- THE REQUEST
Leave out any picture and return the remaining listing below exactly as given.

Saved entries
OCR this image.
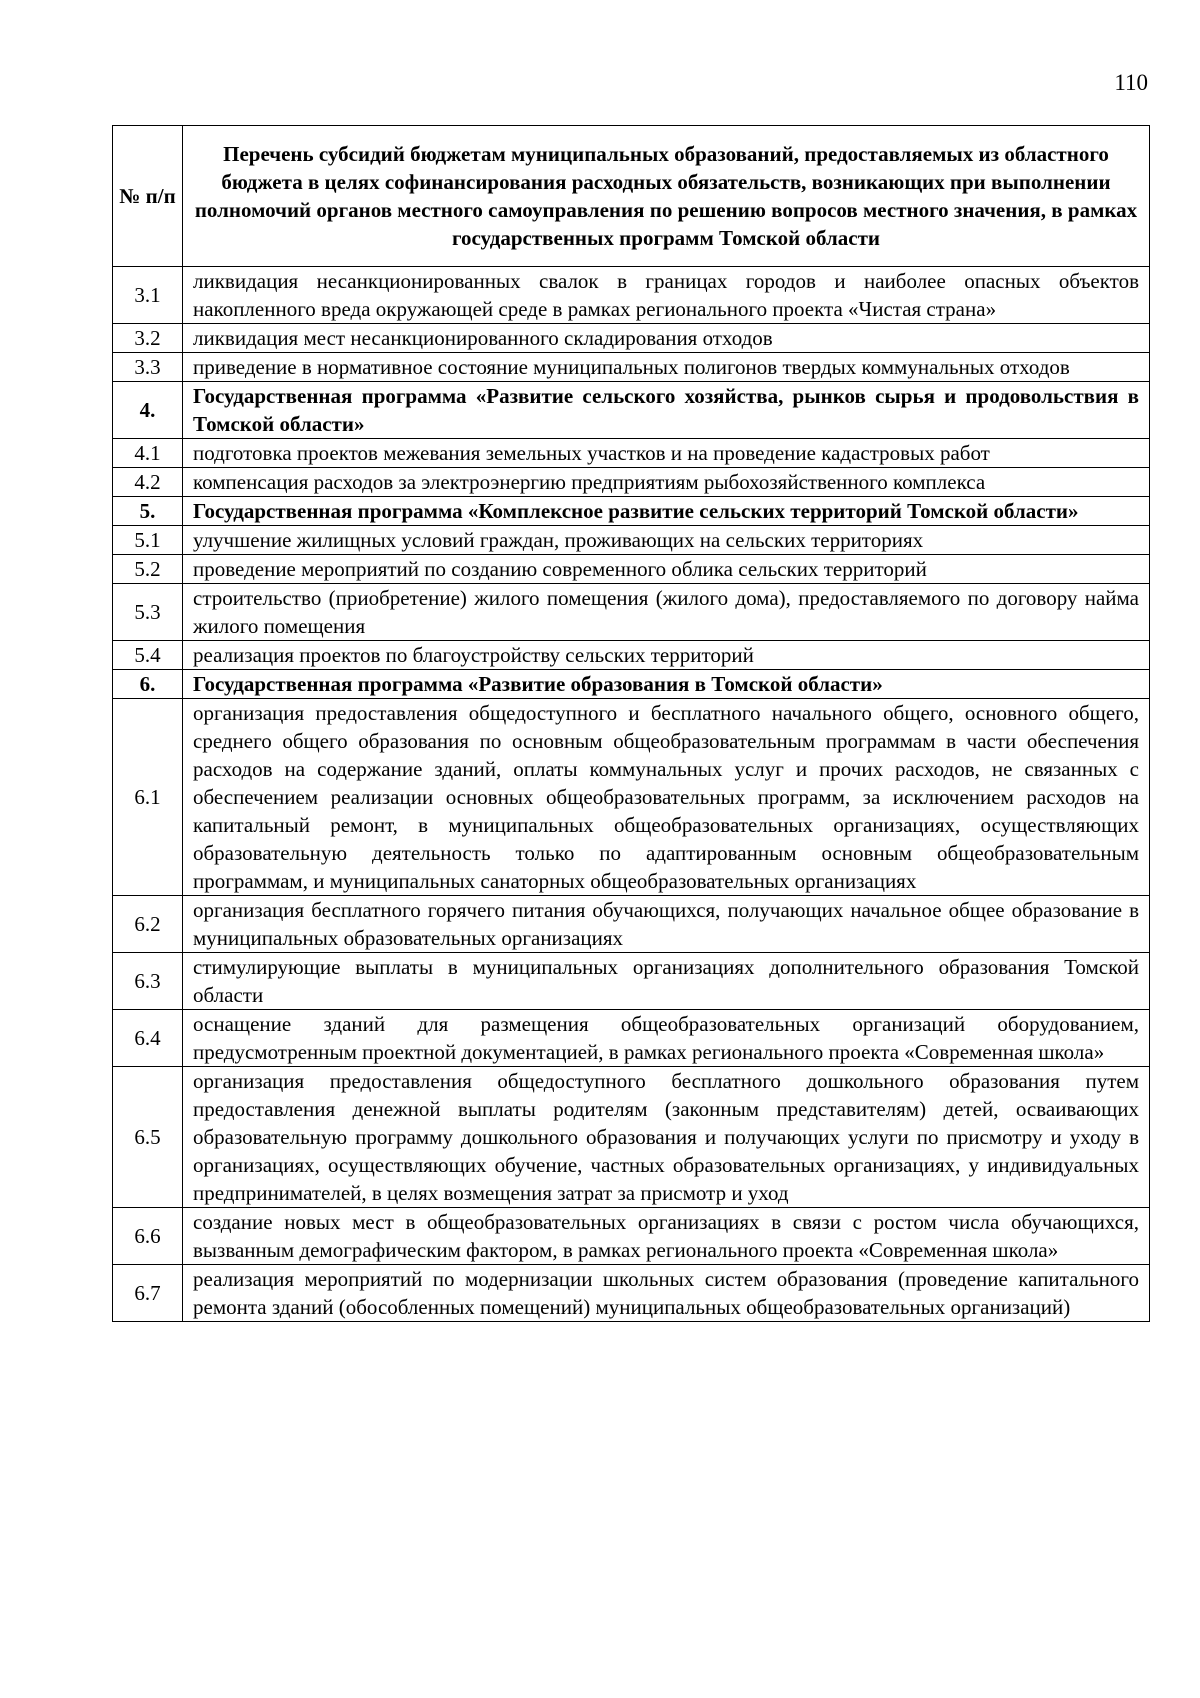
110
№ п/п	Перечень субсидий бюджетам муниципальных образований, предоставляемых из областного бюджета в целях софинансирования расходных обязательств, возникающих при выполнении полномочий органов местного самоуправления по решению вопросов местного значения, в рамках государственных программ Томской области
3.1	ликвидация несанкционированных свалок в границах городов и наиболее опасных объектов накопленного вреда окружающей среде в рамках регионального проекта «Чистая страна»
3.2	ликвидация мест несанкционированного складирования отходов
3.3	приведение в нормативное состояние муниципальных полигонов твердых коммунальных отходов
4.	Государственная программа «Развитие сельского хозяйства, рынков сырья и продовольствия в Томской области»
4.1	подготовка проектов межевания земельных участков и на проведение кадастровых работ
4.2	компенсация расходов за электроэнергию предприятиям рыбохозяйственного комплекса
5.	Государственная программа «Комплексное развитие сельских территорий Томской области»
5.1	улучшение жилищных условий граждан, проживающих на сельских территориях
5.2	проведение мероприятий по созданию современного облика сельских территорий
5.3	строительство (приобретение) жилого помещения (жилого дома), предоставляемого по договору найма жилого помещения
5.4	реализация проектов по благоустройству сельских территорий
6.	Государственная программа «Развитие образования в Томской области»
6.1	организация предоставления общедоступного и бесплатного начального общего, основного общего, среднего общего образования по основным общеобразовательным программам в части обеспечения расходов на содержание зданий, оплаты коммунальных услуг и прочих расходов, не связанных с обеспечением реализации основных общеобразовательных программ, за исключением расходов на капитальный ремонт, в муниципальных общеобразовательных организациях, осуществляющих образовательную деятельность только по адаптированным основным общеобразовательным программам, и муниципальных санаторных общеобразовательных организациях
6.2	организация бесплатного горячего питания обучающихся, получающих начальное общее образование в муниципальных образовательных организациях
6.3	стимулирующие выплаты в муниципальных организациях дополнительного образования Томской области
6.4	оснащение зданий для размещения общеобразовательных организаций оборудованием, предусмотренным проектной документацией, в рамках регионального проекта «Современная школа»
6.5	организация предоставления общедоступного бесплатного дошкольного образования путем предоставления денежной выплаты родителям (законным представителям) детей, осваивающих образовательную программу дошкольного образования и получающих услуги по присмотру и уходу в организациях, осуществляющих обучение, частных образовательных организациях, у индивидуальных предпринимателей, в целях возмещения затрат за присмотр и уход
6.6	создание новых мест в общеобразовательных организациях в связи с ростом числа обучающихся, вызванным демографическим фактором, в рамках регионального проекта «Современная школа»
6.7	реализация мероприятий по модернизации школьных систем образования (проведение капитального ремонта зданий (обособленных помещений) муниципальных общеобразовательных организаций)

- OUTPUT
OCR this image.
110
№ п/п	Перечень субсидий бюджетам муниципальных образований, предоставляемых из областного бюджета в целях софинансирования расходных обязательств, возникающих при выполнении полномочий органов местного самоуправления по решению вопросов местного значения, в рамках государственных программ Томской области
3.1	ликвидация несанкционированных свалок в границах городов и наиболее опасных объектов накопленного вреда окружающей среде в рамках регионального проекта «Чистая страна»
3.2	ликвидация мест несанкционированного складирования отходов
3.3	приведение в нормативное состояние муниципальных полигонов твердых коммунальных отходов
4.	Государственная программа «Развитие сельского хозяйства, рынков сырья и продовольствия в Томской области»
4.1	подготовка проектов межевания земельных участков и на проведение кадастровых работ
4.2	компенсация расходов за электроэнергию предприятиям рыбохозяйственного комплекса
5.	Государственная программа «Комплексное развитие сельских территорий Томской области»
5.1	улучшение жилищных условий граждан, проживающих на сельских территориях
5.2	проведение мероприятий по созданию современного облика сельских территорий
5.3	строительство (приобретение) жилого помещения (жилого дома), предоставляемого по договору найма жилого помещения
5.4	реализация проектов по благоустройству сельских территорий
6.	Государственная программа «Развитие образования в Томской области»
6.1	организация предоставления общедоступного и бесплатного начального общего, основного общего, среднего общего образования по основным общеобразовательным программам в части обеспечения расходов на содержание зданий, оплаты коммунальных услуг и прочих расходов, не связанных с обеспечением реализации основных общеобразовательных программ, за исключением расходов на капитальный ремонт, в муниципальных общеобразовательных организациях, осуществляющих образовательную деятельность только по адаптированным основным общеобразовательным программам, и муниципальных санаторных общеобразовательных организациях
6.2	организация бесплатного горячего питания обучающихся, получающих начальное общее образование в муниципальных образовательных организациях
6.3	стимулирующие выплаты в муниципальных организациях дополнительного образования Томской области
6.4	оснащение зданий для размещения общеобразовательных организаций оборудованием, предусмотренным проектной документацией, в рамках регионального проекта «Современная школа»
6.5	организация предоставления общедоступного бесплатного дошкольного образования путем предоставления денежной выплаты родителям (законным представителям) детей, осваивающих образовательную программу дошкольного образования и получающих услуги по присмотру и уходу в организациях, осуществляющих обучение, частных образовательных организациях, у индивидуальных предпринимателей, в целях возмещения затрат за присмотр и уход
6.6	создание новых мест в общеобразовательных организациях в связи с ростом числа обучающихся, вызванным демографическим фактором, в рамках регионального проекта «Современная школа»
6.7	реализация мероприятий по модернизации школьных систем образования (проведение капитального ремонта зданий (обособленных помещений) муниципальных общеобразовательных организаций)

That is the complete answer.